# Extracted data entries
○ ○ ○ ○ ○

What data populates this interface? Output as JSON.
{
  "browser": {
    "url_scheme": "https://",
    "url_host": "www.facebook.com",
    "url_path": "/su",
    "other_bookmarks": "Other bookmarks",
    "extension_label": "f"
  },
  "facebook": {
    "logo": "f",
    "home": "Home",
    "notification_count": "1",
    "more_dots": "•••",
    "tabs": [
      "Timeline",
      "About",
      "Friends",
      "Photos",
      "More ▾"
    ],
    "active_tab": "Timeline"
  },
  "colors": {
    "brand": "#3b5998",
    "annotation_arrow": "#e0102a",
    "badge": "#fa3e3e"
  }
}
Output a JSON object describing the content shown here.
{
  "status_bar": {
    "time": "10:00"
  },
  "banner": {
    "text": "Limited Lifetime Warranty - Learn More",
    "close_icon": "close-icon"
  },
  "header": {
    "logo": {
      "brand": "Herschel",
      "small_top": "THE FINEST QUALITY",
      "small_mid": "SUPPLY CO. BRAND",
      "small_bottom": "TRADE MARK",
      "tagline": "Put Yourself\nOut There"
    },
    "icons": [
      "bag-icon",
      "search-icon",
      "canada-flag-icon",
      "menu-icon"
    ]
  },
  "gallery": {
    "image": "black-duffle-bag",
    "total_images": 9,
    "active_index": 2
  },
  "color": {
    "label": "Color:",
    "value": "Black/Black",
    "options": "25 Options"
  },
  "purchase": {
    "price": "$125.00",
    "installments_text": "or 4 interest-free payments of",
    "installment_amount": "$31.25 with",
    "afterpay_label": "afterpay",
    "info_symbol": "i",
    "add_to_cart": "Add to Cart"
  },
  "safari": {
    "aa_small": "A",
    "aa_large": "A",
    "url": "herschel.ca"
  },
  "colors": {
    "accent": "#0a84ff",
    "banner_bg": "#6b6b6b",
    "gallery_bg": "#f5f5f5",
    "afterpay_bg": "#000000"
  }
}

○ ○ ○ ○ ○

# BRIEF
Return all the data exactly as given.

# COMPLETED EXERCISE
What data populates this interface? Output as JSON.
{
  "browser": {
    "url_scheme": "https://",
    "url_host": "www.facebook.com",
    "url_path": "/su",
    "other_bookmarks": "Other bookmarks",
    "extension_label": "f"
  },
  "facebook": {
    "logo": "f",
    "home": "Home",
    "notification_count": "1",
    "more_dots": "•••",
    "tabs": [
      "Timeline",
      "About",
      "Friends",
      "Photos",
      "More ▾"
    ],
    "active_tab": "Timeline"
  },
  "colors": {
    "brand": "#3b5998",
    "annotation_arrow": "#e0102a",
    "badge": "#fa3e3e"
  }
}
Output a JSON object describing the content shown here.
{
  "status_bar": {
    "time": "10:00"
  },
  "banner": {
    "text": "Limited Lifetime Warranty - Learn More",
    "close_icon": "close-icon"
  },
  "header": {
    "logo": {
      "brand": "Herschel",
      "small_top": "THE FINEST QUALITY",
      "small_mid": "SUPPLY CO. BRAND",
      "small_bottom": "TRADE MARK",
      "tagline": "Put Yourself\nOut There"
    },
    "icons": [
      "bag-icon",
      "search-icon",
      "canada-flag-icon",
      "menu-icon"
    ]
  },
  "gallery": {
    "image": "black-duffle-bag",
    "total_images": 9,
    "active_index": 2
  },
  "color": {
    "label": "Color:",
    "value": "Black/Black",
    "options": "25 Options"
  },
  "purchase": {
    "price": "$125.00",
    "installments_text": "or 4 interest-free payments of",
    "installment_amount": "$31.25 with",
    "afterpay_label": "afterpay",
    "info_symbol": "i",
    "add_to_cart": "Add to Cart"
  },
  "safari": {
    "aa_small": "A",
    "aa_large": "A",
    "url": "herschel.ca"
  },
  "colors": {
    "accent": "#0a84ff",
    "banner_bg": "#6b6b6b",
    "gallery_bg": "#f5f5f5",
    "afterpay_bg": "#000000"
  }
}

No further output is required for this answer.